- [EXERCISE] Reproduce the data exactly and drop any pictures it holds.

- [THE RECORDS]

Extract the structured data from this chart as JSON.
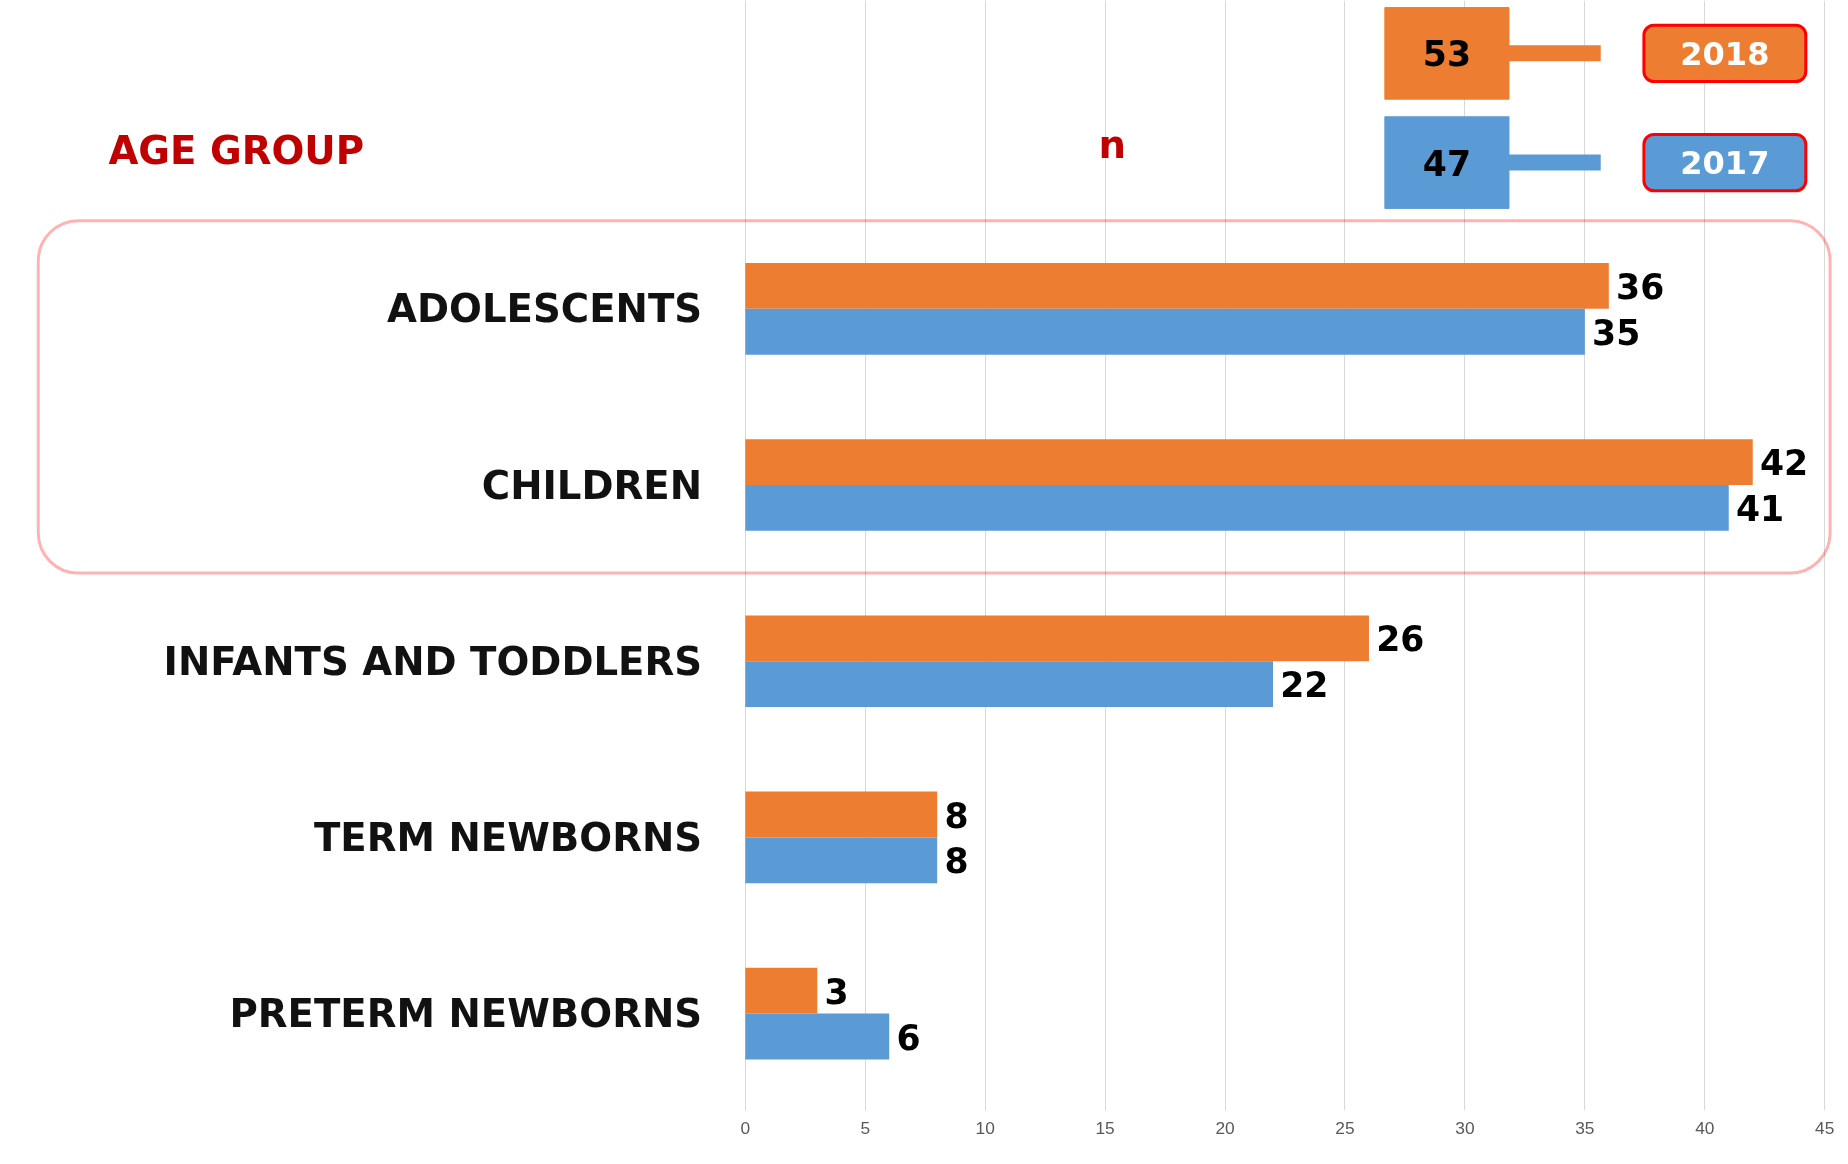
{
  "chart_data": {
    "type": "bar",
    "orientation": "horizontal",
    "ylabel": "AGE GROUP",
    "xlabel": "n",
    "categories": [
      "ADOLESCENTS",
      "CHILDREN",
      "INFANTS AND TODDLERS",
      "TERM NEWBORNS",
      "PRETERM NEWBORNS"
    ],
    "series": [
      {
        "name": "2018",
        "color": "#ed7d31",
        "values": [
          36,
          42,
          26,
          8,
          3
        ]
      },
      {
        "name": "2017",
        "color": "#5b9bd5",
        "values": [
          35,
          41,
          22,
          8,
          6
        ]
      }
    ],
    "annotations": [
      "53",
      "47"
    ],
    "xlim": [
      0,
      45
    ],
    "xticks": [
      0,
      5,
      10,
      15,
      20,
      25,
      30,
      35,
      40,
      45
    ],
    "data_labels": true,
    "grid": "x",
    "legend": "top right"
  }
}
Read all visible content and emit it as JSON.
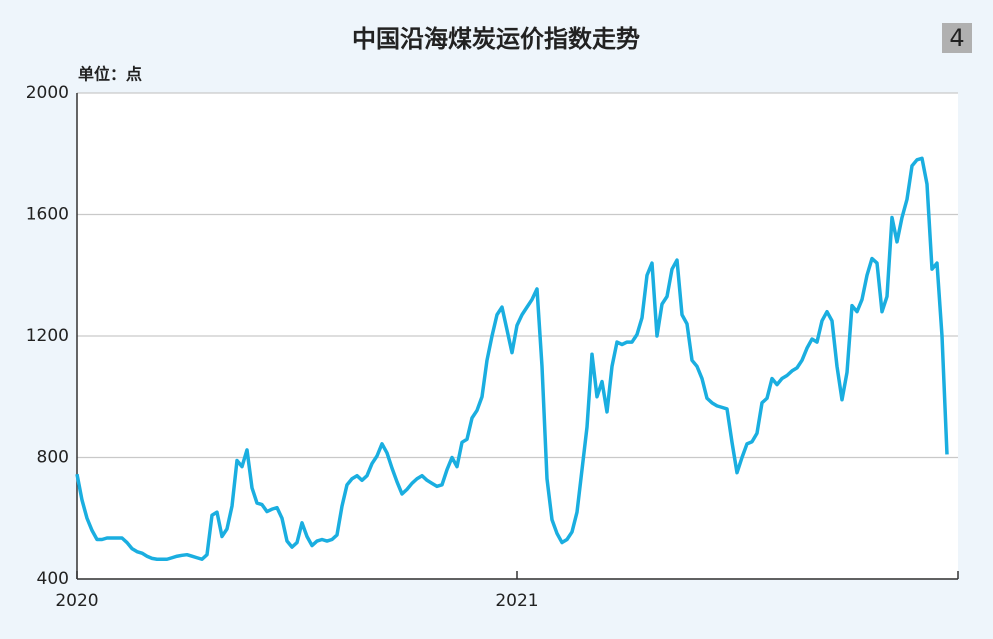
{
  "chart_data": {
    "type": "line",
    "title": "中国沿海煤炭运价指数走势",
    "badge": "4",
    "y_label": "单位：点",
    "categories": [
      "2020",
      null,
      null,
      null,
      null,
      null,
      null,
      null,
      null,
      null,
      null,
      null,
      null,
      null,
      null,
      null,
      null,
      null,
      null,
      null,
      null,
      null,
      null,
      null,
      null,
      null,
      null,
      null,
      null,
      null,
      null,
      null,
      null,
      null,
      null,
      null,
      null,
      null,
      null,
      null,
      null,
      null,
      null,
      null,
      null,
      null,
      null,
      null,
      null,
      null,
      null,
      null,
      null,
      null,
      null,
      null,
      null,
      null,
      null,
      null,
      null,
      null,
      null,
      null,
      null,
      null,
      null,
      null,
      null,
      null,
      null,
      null,
      null,
      null,
      null,
      null,
      null,
      null,
      null,
      null,
      null,
      null,
      null,
      null,
      null,
      null,
      null,
      null,
      "2021",
      null,
      null,
      null,
      null,
      null,
      null,
      null,
      null,
      null,
      null,
      null,
      null,
      null,
      null,
      null,
      null,
      null,
      null,
      null,
      null,
      null,
      null,
      null,
      null,
      null,
      null,
      null,
      null,
      null,
      null,
      null,
      null,
      null,
      null,
      null,
      null,
      null,
      null,
      null,
      null,
      null,
      null,
      null,
      null,
      null,
      null,
      null,
      null,
      null,
      null,
      null,
      null,
      null,
      null,
      null,
      null,
      null,
      null,
      null,
      null,
      null,
      null,
      null,
      null,
      null,
      null,
      null,
      null,
      null,
      null,
      null,
      null,
      null,
      null,
      null,
      null,
      null,
      null,
      null,
      null,
      null,
      null,
      null,
      null,
      null,
      null
    ],
    "series": [
      {
        "name": "中国沿海煤炭运价指数",
        "color": "#1aaee0",
        "values": [
          745,
          660,
          600,
          560,
          530,
          530,
          535,
          535,
          535,
          535,
          520,
          500,
          490,
          485,
          475,
          468,
          465,
          465,
          465,
          470,
          475,
          478,
          480,
          475,
          470,
          465,
          480,
          610,
          620,
          540,
          565,
          640,
          790,
          770,
          825,
          700,
          650,
          645,
          622,
          630,
          635,
          600,
          525,
          505,
          520,
          585,
          540,
          510,
          525,
          530,
          525,
          530,
          545,
          640,
          710,
          730,
          740,
          725,
          740,
          780,
          805,
          845,
          815,
          765,
          720,
          680,
          695,
          715,
          730,
          740,
          725,
          715,
          705,
          710,
          760,
          800,
          770,
          850,
          860,
          930,
          955,
          1000,
          1120,
          1200,
          1270,
          1295,
          1220,
          1145,
          1235,
          1270,
          1295,
          1320,
          1355,
          1100,
          730,
          595,
          550,
          520,
          530,
          555,
          620,
          760,
          900,
          1140,
          1000,
          1050,
          950,
          1100,
          1180,
          1172,
          1180,
          1180,
          1205,
          1260,
          1400,
          1440,
          1200,
          1305,
          1330,
          1420,
          1450,
          1270,
          1240,
          1120,
          1100,
          1060,
          995,
          980,
          970,
          965,
          960,
          850,
          750,
          800,
          845,
          852,
          880,
          980,
          995,
          1060,
          1040,
          1060,
          1070,
          1085,
          1095,
          1120,
          1160,
          1190,
          1180,
          1250,
          1280,
          1250,
          1100,
          990,
          1080,
          1300,
          1280,
          1320,
          1400,
          1455,
          1440,
          1280,
          1330,
          1590,
          1510,
          1590,
          1650,
          1760,
          1780,
          1785,
          1700,
          1420,
          1440,
          1200,
          810
        ]
      }
    ],
    "ylim": [
      400,
      2000
    ],
    "yticks": [
      400,
      800,
      1200,
      1600,
      2000
    ],
    "grid": true
  }
}
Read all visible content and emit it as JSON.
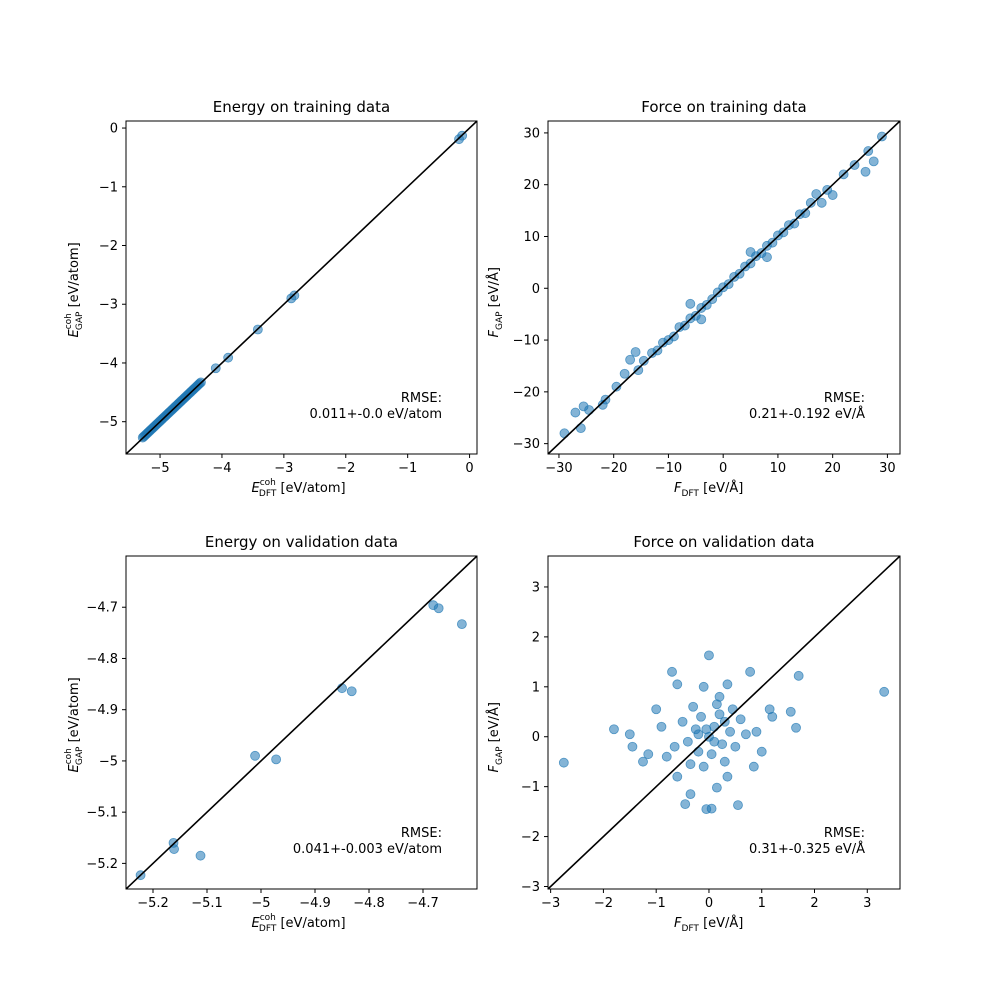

- [CORRECT RESULT]
Extract the structured data from this chart as JSON.
{
  "chart_data": {
    "type": "bar",
    "orientation": "horizontal",
    "ylabel": "AGE GROUP",
    "xlabel": "n",
    "categories": [
      "ADOLESCENTS",
      "CHILDREN",
      "INFANTS AND TODDLERS",
      "TERM NEWBORNS",
      "PRETERM NEWBORNS"
    ],
    "series": [
      {
        "name": "2018",
        "color": "#ed7d31",
        "values": [
          36,
          42,
          26,
          8,
          3
        ]
      },
      {
        "name": "2017",
        "color": "#5b9bd5",
        "values": [
          35,
          41,
          22,
          8,
          6
        ]
      }
    ],
    "annotations": [
      "53",
      "47"
    ],
    "xlim": [
      0,
      45
    ],
    "xticks": [
      0,
      5,
      10,
      15,
      20,
      25,
      30,
      35,
      40,
      45
    ],
    "data_labels": true,
    "grid": "x",
    "legend": "top right"
  }
}
Read all visible content and emit it as JSON.
{
  "chart_data": {
    "type": "line",
    "title": "中国沿海煤炭运价指数走势",
    "badge": "4",
    "y_label": "单位：点",
    "categories": [
      "2020",
      null,
      null,
      null,
      null,
      null,
      null,
      null,
      null,
      null,
      null,
      null,
      null,
      null,
      null,
      null,
      null,
      null,
      null,
      null,
      null,
      null,
      null,
      null,
      null,
      null,
      null,
      null,
      null,
      null,
      null,
      null,
      null,
      null,
      null,
      null,
      null,
      null,
      null,
      null,
      null,
      null,
      null,
      null,
      null,
      null,
      null,
      null,
      null,
      null,
      null,
      null,
      null,
      null,
      null,
      null,
      null,
      null,
      null,
      null,
      null,
      null,
      null,
      null,
      null,
      null,
      null,
      null,
      null,
      null,
      null,
      null,
      null,
      null,
      null,
      null,
      null,
      null,
      null,
      null,
      null,
      null,
      null,
      null,
      null,
      null,
      null,
      null,
      "2021",
      null,
      null,
      null,
      null,
      null,
      null,
      null,
      null,
      null,
      null,
      null,
      null,
      null,
      null,
      null,
      null,
      null,
      null,
      null,
      null,
      null,
      null,
      null,
      null,
      null,
      null,
      null,
      null,
      null,
      null,
      null,
      null,
      null,
      null,
      null,
      null,
      null,
      null,
      null,
      null,
      null,
      null,
      null,
      null,
      null,
      null,
      null,
      null,
      null,
      null,
      null,
      null,
      null,
      null,
      null,
      null,
      null,
      null,
      null,
      null,
      null,
      null,
      null,
      null,
      null,
      null,
      null,
      null,
      null,
      null,
      null,
      null,
      null,
      null,
      null,
      null,
      null,
      null,
      null,
      null,
      null,
      null,
      null,
      null,
      null,
      null
    ],
    "series": [
      {
        "name": "中国沿海煤炭运价指数",
        "color": "#1aaee0",
        "values": [
          745,
          660,
          600,
          560,
          530,
          530,
          535,
          535,
          535,
          535,
          520,
          500,
          490,
          485,
          475,
          468,
          465,
          465,
          465,
          470,
          475,
          478,
          480,
          475,
          470,
          465,
          480,
          610,
          620,
          540,
          565,
          640,
          790,
          770,
          825,
          700,
          650,
          645,
          622,
          630,
          635,
          600,
          525,
          505,
          520,
          585,
          540,
          510,
          525,
          530,
          525,
          530,
          545,
          640,
          710,
          730,
          740,
          725,
          740,
          780,
          805,
          845,
          815,
          765,
          720,
          680,
          695,
          715,
          730,
          740,
          725,
          715,
          705,
          710,
          760,
          800,
          770,
          850,
          860,
          930,
          955,
          1000,
          1120,
          1200,
          1270,
          1295,
          1220,
          1145,
          1235,
          1270,
          1295,
          1320,
          1355,
          1100,
          730,
          595,
          550,
          520,
          530,
          555,
          620,
          760,
          900,
          1140,
          1000,
          1050,
          950,
          1100,
          1180,
          1172,
          1180,
          1180,
          1205,
          1260,
          1400,
          1440,
          1200,
          1305,
          1330,
          1420,
          1450,
          1270,
          1240,
          1120,
          1100,
          1060,
          995,
          980,
          970,
          965,
          960,
          850,
          750,
          800,
          845,
          852,
          880,
          980,
          995,
          1060,
          1040,
          1060,
          1070,
          1085,
          1095,
          1120,
          1160,
          1190,
          1180,
          1250,
          1280,
          1250,
          1100,
          990,
          1080,
          1300,
          1280,
          1320,
          1400,
          1455,
          1440,
          1280,
          1330,
          1590,
          1510,
          1590,
          1650,
          1760,
          1780,
          1785,
          1700,
          1420,
          1440,
          1200,
          810
        ]
      }
    ],
    "ylim": [
      400,
      2000
    ],
    "yticks": [
      400,
      800,
      1200,
      1600,
      2000
    ],
    "grid": true
  }
}
Read all visible content and emit it as JSON.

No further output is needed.